# START OF Supplied data
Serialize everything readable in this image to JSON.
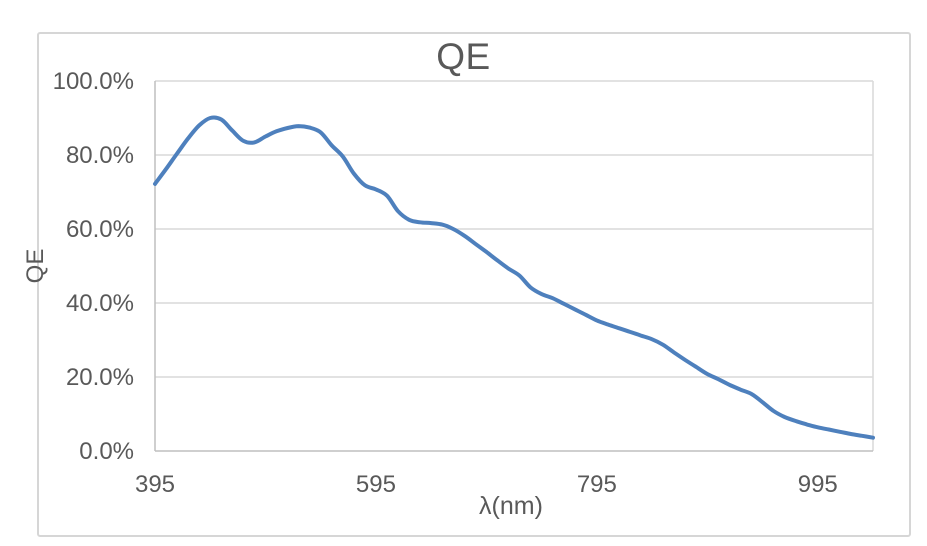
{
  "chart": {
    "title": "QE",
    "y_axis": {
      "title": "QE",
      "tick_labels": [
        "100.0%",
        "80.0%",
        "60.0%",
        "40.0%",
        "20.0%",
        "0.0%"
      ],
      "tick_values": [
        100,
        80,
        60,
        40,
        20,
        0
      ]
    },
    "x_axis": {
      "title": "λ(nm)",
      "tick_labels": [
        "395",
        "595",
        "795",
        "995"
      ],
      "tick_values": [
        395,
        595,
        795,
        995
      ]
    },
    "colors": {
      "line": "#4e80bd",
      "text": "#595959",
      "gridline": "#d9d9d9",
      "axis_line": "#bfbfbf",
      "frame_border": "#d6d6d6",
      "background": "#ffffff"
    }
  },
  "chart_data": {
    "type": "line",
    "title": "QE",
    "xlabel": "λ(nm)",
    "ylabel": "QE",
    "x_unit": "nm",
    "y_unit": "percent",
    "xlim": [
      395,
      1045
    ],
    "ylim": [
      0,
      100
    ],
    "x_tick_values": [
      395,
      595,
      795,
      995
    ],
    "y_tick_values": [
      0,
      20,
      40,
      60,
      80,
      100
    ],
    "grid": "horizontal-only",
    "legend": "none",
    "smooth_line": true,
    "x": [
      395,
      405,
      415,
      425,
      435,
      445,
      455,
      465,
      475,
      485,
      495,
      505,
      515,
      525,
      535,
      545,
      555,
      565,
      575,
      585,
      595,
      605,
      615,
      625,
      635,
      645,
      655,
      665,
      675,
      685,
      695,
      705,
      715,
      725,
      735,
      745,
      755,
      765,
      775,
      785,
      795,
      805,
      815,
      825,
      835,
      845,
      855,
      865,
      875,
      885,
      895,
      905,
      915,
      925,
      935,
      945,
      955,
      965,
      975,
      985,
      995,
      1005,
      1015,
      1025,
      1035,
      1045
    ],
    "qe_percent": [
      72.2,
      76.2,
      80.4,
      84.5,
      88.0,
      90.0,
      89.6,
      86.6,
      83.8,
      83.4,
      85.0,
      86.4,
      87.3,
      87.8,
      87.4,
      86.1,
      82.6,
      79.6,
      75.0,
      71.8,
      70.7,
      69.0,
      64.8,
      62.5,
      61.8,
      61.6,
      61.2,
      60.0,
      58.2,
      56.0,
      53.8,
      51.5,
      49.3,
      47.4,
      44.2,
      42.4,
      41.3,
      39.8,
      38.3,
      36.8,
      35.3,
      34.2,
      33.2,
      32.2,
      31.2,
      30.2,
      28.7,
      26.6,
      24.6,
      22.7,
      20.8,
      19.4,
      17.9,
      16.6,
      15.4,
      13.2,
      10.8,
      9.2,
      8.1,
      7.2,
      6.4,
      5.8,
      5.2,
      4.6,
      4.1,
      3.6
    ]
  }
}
# END OF Supplied data
# START OF Supplied data
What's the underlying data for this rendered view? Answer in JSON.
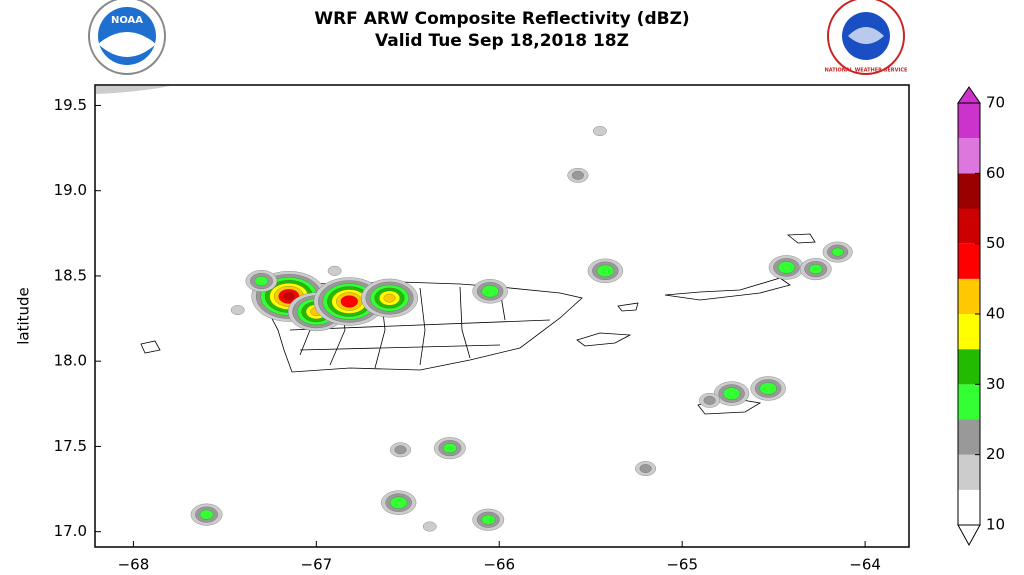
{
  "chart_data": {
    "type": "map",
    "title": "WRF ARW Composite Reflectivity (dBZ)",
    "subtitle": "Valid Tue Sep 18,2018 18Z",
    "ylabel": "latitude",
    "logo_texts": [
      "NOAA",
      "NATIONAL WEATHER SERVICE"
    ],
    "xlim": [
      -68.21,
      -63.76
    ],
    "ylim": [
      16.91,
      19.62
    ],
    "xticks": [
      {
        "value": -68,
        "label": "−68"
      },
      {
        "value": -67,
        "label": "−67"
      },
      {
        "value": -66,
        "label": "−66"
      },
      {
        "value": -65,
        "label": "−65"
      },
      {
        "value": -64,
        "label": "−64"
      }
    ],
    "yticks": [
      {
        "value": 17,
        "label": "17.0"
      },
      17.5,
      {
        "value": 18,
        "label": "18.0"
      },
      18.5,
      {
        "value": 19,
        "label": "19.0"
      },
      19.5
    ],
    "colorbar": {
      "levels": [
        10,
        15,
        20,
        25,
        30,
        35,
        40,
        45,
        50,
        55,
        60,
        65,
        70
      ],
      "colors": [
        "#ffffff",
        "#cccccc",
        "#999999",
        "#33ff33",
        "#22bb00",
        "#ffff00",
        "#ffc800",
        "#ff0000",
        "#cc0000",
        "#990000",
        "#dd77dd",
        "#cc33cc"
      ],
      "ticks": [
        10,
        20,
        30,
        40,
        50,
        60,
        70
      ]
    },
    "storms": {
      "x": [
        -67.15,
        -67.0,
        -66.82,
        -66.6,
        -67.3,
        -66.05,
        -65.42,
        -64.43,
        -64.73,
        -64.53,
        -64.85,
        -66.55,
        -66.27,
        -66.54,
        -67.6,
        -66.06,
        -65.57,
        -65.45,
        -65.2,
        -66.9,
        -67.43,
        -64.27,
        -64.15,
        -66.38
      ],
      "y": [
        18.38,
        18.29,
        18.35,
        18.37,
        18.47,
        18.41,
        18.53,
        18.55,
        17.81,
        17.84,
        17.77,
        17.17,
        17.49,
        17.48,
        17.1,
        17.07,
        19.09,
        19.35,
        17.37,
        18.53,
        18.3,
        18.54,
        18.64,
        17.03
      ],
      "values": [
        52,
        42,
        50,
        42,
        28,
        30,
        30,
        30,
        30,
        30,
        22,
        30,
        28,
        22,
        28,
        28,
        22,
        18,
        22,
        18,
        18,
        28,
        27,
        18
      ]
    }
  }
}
# END OF Supplied data
- _Exercise details_: Copy out each line of the listing that holds "this".

- _Result of the task_:
Serialize everything readable in this image to JSON.
What's the underlying data for this rendered view? Answer in JSON.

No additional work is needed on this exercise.